## GIVEN REQUEST
Reproduce the records below in their entirety, character for character.

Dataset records
####################

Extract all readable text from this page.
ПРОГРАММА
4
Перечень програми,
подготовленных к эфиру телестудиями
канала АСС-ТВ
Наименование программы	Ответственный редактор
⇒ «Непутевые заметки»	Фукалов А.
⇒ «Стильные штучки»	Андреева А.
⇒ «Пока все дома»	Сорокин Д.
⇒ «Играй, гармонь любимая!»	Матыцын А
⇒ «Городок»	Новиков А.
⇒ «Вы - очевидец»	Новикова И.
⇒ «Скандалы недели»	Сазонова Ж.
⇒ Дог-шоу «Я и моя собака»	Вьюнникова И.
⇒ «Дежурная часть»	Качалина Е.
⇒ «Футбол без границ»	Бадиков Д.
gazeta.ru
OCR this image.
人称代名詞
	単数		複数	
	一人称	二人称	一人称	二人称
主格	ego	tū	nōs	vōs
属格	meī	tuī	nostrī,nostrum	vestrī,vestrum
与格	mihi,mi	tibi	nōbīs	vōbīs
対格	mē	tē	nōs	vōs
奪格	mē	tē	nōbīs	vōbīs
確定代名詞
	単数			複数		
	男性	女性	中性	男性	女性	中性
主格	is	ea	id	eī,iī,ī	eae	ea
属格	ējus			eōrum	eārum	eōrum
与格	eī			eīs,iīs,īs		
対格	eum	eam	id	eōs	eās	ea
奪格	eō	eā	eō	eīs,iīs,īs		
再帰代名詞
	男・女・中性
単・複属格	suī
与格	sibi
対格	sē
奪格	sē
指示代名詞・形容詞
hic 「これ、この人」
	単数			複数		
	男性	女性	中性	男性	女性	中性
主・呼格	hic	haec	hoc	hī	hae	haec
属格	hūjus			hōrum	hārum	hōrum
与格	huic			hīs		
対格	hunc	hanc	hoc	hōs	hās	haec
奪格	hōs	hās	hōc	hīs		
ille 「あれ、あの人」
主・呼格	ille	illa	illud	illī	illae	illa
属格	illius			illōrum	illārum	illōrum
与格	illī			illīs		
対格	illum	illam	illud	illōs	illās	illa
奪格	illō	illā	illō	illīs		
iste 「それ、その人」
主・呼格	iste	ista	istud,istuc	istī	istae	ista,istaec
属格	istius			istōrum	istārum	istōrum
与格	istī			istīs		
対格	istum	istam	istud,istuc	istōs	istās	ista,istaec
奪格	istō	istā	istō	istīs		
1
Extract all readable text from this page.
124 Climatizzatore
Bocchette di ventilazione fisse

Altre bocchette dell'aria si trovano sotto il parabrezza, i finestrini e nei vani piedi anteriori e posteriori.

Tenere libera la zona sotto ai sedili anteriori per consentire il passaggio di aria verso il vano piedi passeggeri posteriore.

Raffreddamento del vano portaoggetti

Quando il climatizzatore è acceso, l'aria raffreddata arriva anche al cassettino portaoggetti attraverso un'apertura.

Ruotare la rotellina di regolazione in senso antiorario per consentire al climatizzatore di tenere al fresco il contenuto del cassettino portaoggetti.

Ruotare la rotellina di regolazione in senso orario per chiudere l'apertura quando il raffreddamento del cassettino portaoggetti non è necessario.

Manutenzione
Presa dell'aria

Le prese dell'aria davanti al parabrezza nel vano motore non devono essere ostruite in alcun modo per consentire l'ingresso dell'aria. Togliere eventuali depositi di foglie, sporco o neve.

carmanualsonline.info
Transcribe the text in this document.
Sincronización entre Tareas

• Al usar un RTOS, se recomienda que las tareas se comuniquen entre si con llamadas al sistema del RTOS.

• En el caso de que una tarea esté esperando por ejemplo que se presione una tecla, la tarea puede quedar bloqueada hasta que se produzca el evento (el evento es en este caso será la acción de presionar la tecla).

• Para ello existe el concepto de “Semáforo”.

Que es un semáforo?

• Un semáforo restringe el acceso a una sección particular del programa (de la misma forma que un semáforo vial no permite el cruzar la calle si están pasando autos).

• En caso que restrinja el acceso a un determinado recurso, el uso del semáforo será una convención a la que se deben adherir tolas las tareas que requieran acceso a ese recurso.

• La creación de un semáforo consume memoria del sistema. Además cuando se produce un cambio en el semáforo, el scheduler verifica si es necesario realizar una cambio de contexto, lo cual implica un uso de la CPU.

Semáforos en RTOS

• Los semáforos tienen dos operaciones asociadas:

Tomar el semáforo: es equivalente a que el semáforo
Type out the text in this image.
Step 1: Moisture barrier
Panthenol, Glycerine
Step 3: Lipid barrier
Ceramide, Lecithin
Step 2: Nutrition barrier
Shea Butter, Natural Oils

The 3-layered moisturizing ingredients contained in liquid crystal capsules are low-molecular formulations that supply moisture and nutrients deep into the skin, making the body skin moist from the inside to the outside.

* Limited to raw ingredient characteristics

####################

## REPLY TO THE EXERCISE
Extract all readable text from this page.
ПРОГРАММА
4
Перечень програми,
подготовленных к эфиру телестудиями
канала АСС-ТВ
Наименование программы	Ответственный редактор
⇒ «Непутевые заметки»	Фукалов А.
⇒ «Стильные штучки»	Андреева А.
⇒ «Пока все дома»	Сорокин Д.
⇒ «Играй, гармонь любимая!»	Матыцын А
⇒ «Городок»	Новиков А.
⇒ «Вы - очевидец»	Новикова И.
⇒ «Скандалы недели»	Сазонова Ж.
⇒ Дог-шоу «Я и моя собака»	Вьюнникова И.
⇒ «Дежурная часть»	Качалина Е.
⇒ «Футбол без границ»	Бадиков Д.
gazeta.ru
OCR this image.
人称代名詞
	単数		複数	
	一人称	二人称	一人称	二人称
主格	ego	tū	nōs	vōs
属格	meī	tuī	nostrī,nostrum	vestrī,vestrum
与格	mihi,mi	tibi	nōbīs	vōbīs
対格	mē	tē	nōs	vōs
奪格	mē	tē	nōbīs	vōbīs
確定代名詞
	単数			複数		
	男性	女性	中性	男性	女性	中性
主格	is	ea	id	eī,iī,ī	eae	ea
属格	ējus			eōrum	eārum	eōrum
与格	eī			eīs,iīs,īs		
対格	eum	eam	id	eōs	eās	ea
奪格	eō	eā	eō	eīs,iīs,īs		
再帰代名詞
	男・女・中性
単・複属格	suī
与格	sibi
対格	sē
奪格	sē
指示代名詞・形容詞
hic 「これ、この人」
	単数			複数		
	男性	女性	中性	男性	女性	中性
主・呼格	hic	haec	hoc	hī	hae	haec
属格	hūjus			hōrum	hārum	hōrum
与格	huic			hīs		
対格	hunc	hanc	hoc	hōs	hās	haec
奪格	hōs	hās	hōc	hīs		
ille 「あれ、あの人」
主・呼格	ille	illa	illud	illī	illae	illa
属格	illius			illōrum	illārum	illōrum
与格	illī			illīs		
対格	illum	illam	illud	illōs	illās	illa
奪格	illō	illā	illō	illīs		
iste 「それ、その人」
主・呼格	iste	ista	istud,istuc	istī	istae	ista,istaec
属格	istius			istōrum	istārum	istōrum
与格	istī			istīs		
対格	istum	istam	istud,istuc	istōs	istās	ista,istaec
奪格	istō	istā	istō	istīs		
1
Extract all readable text from this page.
124 Climatizzatore
Bocchette di ventilazione fisse

Altre bocchette dell'aria si trovano sotto il parabrezza, i finestrini e nei vani piedi anteriori e posteriori.

Tenere libera la zona sotto ai sedili anteriori per consentire il passaggio di aria verso il vano piedi passeggeri posteriore.

Raffreddamento del vano portaoggetti

Quando il climatizzatore è acceso, l'aria raffreddata arriva anche al cassettino portaoggetti attraverso un'apertura.

Ruotare la rotellina di regolazione in senso antiorario per consentire al climatizzatore di tenere al fresco il contenuto del cassettino portaoggetti.

Ruotare la rotellina di regolazione in senso orario per chiudere l'apertura quando il raffreddamento del cassettino portaoggetti non è necessario.

Manutenzione
Presa dell'aria

Le prese dell'aria davanti al parabrezza nel vano motore non devono essere ostruite in alcun modo per consentire l'ingresso dell'aria. Togliere eventuali depositi di foglie, sporco o neve.

carmanualsonline.info
Transcribe the text in this document.
Sincronización entre Tareas

• Al usar un RTOS, se recomienda que las tareas se comuniquen entre si con llamadas al sistema del RTOS.

• En el caso de que una tarea esté esperando por ejemplo que se presione una tecla, la tarea puede quedar bloqueada hasta que se produzca el evento (el evento es en este caso será la acción de presionar la tecla).

• Para ello existe el concepto de “Semáforo”.

Que es un semáforo?

• Un semáforo restringe el acceso a una sección particular del programa (de la misma forma que un semáforo vial no permite el cruzar la calle si están pasando autos).

• En caso que restrinja el acceso a un determinado recurso, el uso del semáforo será una convención a la que se deben adherir tolas las tareas que requieran acceso a ese recurso.

• La creación de un semáforo consume memoria del sistema. Además cuando se produce un cambio en el semáforo, el scheduler verifica si es necesario realizar una cambio de contexto, lo cual implica un uso de la CPU.

Semáforos en RTOS

• Los semáforos tienen dos operaciones asociadas:

Tomar el semáforo: es equivalente a que el semáforo
Type out the text in this image.
Step 1: Moisture barrier
Panthenol, Glycerine
Step 3: Lipid barrier
Ceramide, Lecithin
Step 2: Nutrition barrier
Shea Butter, Natural Oils

The 3-layered moisturizing ingredients contained in liquid crystal capsules are low-molecular formulations that supply moisture and nutrients deep into the skin, making the body skin moist from the inside to the outside.

* Limited to raw ingredient characteristics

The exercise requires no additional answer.